• Description of the task:
Output each entry that follows exactly. Images stay out.
*** Source records
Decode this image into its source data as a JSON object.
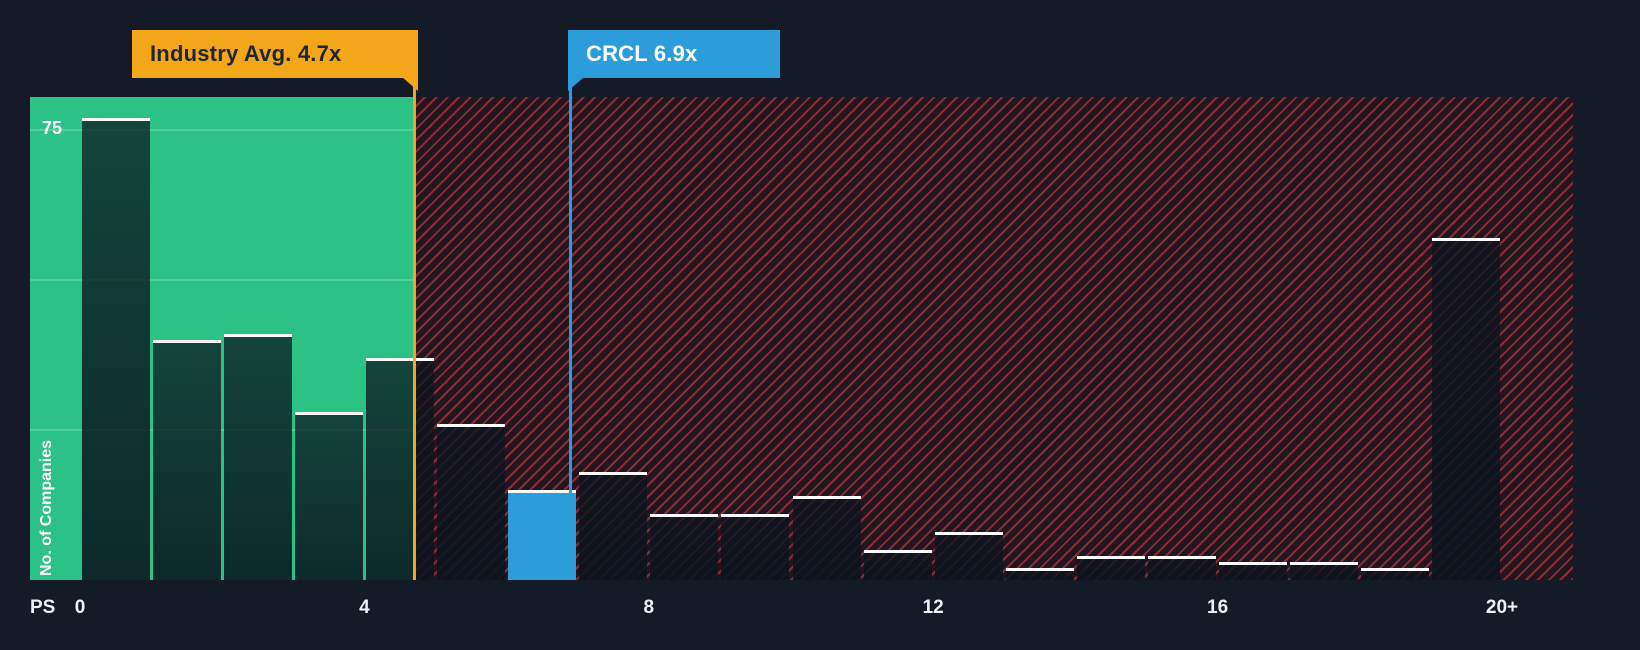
{
  "chart_data": {
    "type": "bar",
    "title": "",
    "ylabel": "No. of Companies",
    "y_tick": {
      "label": "75",
      "value": 75
    },
    "ylim": [
      0,
      80
    ],
    "gridline_values": [
      25,
      50,
      75
    ],
    "x_axis": {
      "prefix_label": "PS",
      "ticks": [
        {
          "label": "0",
          "value": 0
        },
        {
          "label": "4",
          "value": 4
        },
        {
          "label": "8",
          "value": 8
        },
        {
          "label": "12",
          "value": 12
        },
        {
          "label": "16",
          "value": 16
        },
        {
          "label": "20+",
          "value": 20
        }
      ]
    },
    "categories": [
      "0-1",
      "1-2",
      "2-3",
      "3-4",
      "4-5",
      "5-6",
      "6-7",
      "7-8",
      "8-9",
      "9-10",
      "10-11",
      "11-12",
      "12-13",
      "13-14",
      "14-15",
      "15-16",
      "16-17",
      "17-18",
      "18-19",
      "20+"
    ],
    "values": [
      77,
      40,
      41,
      28,
      37,
      26,
      15,
      18,
      11,
      11,
      14,
      5,
      8,
      2,
      4,
      4,
      3,
      3,
      2,
      57
    ],
    "highlight": {
      "index": 6,
      "name": "CRCL"
    },
    "markers": [
      {
        "name": "industry-avg",
        "label": "Industry Avg. 4.7x",
        "value": 4.7,
        "color": "#F2A71B",
        "text_color": "#1F2631"
      },
      {
        "name": "crcl",
        "label": "CRCL 6.9x",
        "value": 6.9,
        "color": "#2D9CDB",
        "text_color": "#FFFFFF"
      }
    ],
    "zones": [
      {
        "name": "below-industry-avg",
        "from": 0,
        "to": 4.7,
        "style": "solid-green",
        "color": "#2CC185"
      },
      {
        "name": "above-industry-avg",
        "from": 4.7,
        "to": 21,
        "style": "hatched-red",
        "color": "#E6483C"
      }
    ],
    "legend": null
  },
  "colors": {
    "background": "#141B26",
    "zone_green": "#2CC185",
    "hatch_stripe": "#E6483C",
    "bar_top_edge": "#FFFFFF",
    "highlight_bar": "#2D9CDB",
    "industry_marker": "#F2A71B",
    "company_marker": "#2D9CDB",
    "axis_text": "#FFFFFF"
  }
}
******
• Response:
Decode this image into its source data as a JSON object.
{
  "chart_data": {
    "type": "bar",
    "title": "",
    "ylabel": "No. of Companies",
    "y_tick": {
      "label": "75",
      "value": 75
    },
    "ylim": [
      0,
      80
    ],
    "gridline_values": [
      25,
      50,
      75
    ],
    "x_axis": {
      "prefix_label": "PS",
      "ticks": [
        {
          "label": "0",
          "value": 0
        },
        {
          "label": "4",
          "value": 4
        },
        {
          "label": "8",
          "value": 8
        },
        {
          "label": "12",
          "value": 12
        },
        {
          "label": "16",
          "value": 16
        },
        {
          "label": "20+",
          "value": 20
        }
      ]
    },
    "categories": [
      "0-1",
      "1-2",
      "2-3",
      "3-4",
      "4-5",
      "5-6",
      "6-7",
      "7-8",
      "8-9",
      "9-10",
      "10-11",
      "11-12",
      "12-13",
      "13-14",
      "14-15",
      "15-16",
      "16-17",
      "17-18",
      "18-19",
      "20+"
    ],
    "values": [
      77,
      40,
      41,
      28,
      37,
      26,
      15,
      18,
      11,
      11,
      14,
      5,
      8,
      2,
      4,
      4,
      3,
      3,
      2,
      57
    ],
    "highlight": {
      "index": 6,
      "name": "CRCL"
    },
    "markers": [
      {
        "name": "industry-avg",
        "label": "Industry Avg. 4.7x",
        "value": 4.7,
        "color": "#F2A71B",
        "text_color": "#1F2631"
      },
      {
        "name": "crcl",
        "label": "CRCL 6.9x",
        "value": 6.9,
        "color": "#2D9CDB",
        "text_color": "#FFFFFF"
      }
    ],
    "zones": [
      {
        "name": "below-industry-avg",
        "from": 0,
        "to": 4.7,
        "style": "solid-green",
        "color": "#2CC185"
      },
      {
        "name": "above-industry-avg",
        "from": 4.7,
        "to": 21,
        "style": "hatched-red",
        "color": "#E6483C"
      }
    ],
    "legend": null
  },
  "colors": {
    "background": "#141B26",
    "zone_green": "#2CC185",
    "hatch_stripe": "#E6483C",
    "bar_top_edge": "#FFFFFF",
    "highlight_bar": "#2D9CDB",
    "industry_marker": "#F2A71B",
    "company_marker": "#2D9CDB",
    "axis_text": "#FFFFFF"
  }
}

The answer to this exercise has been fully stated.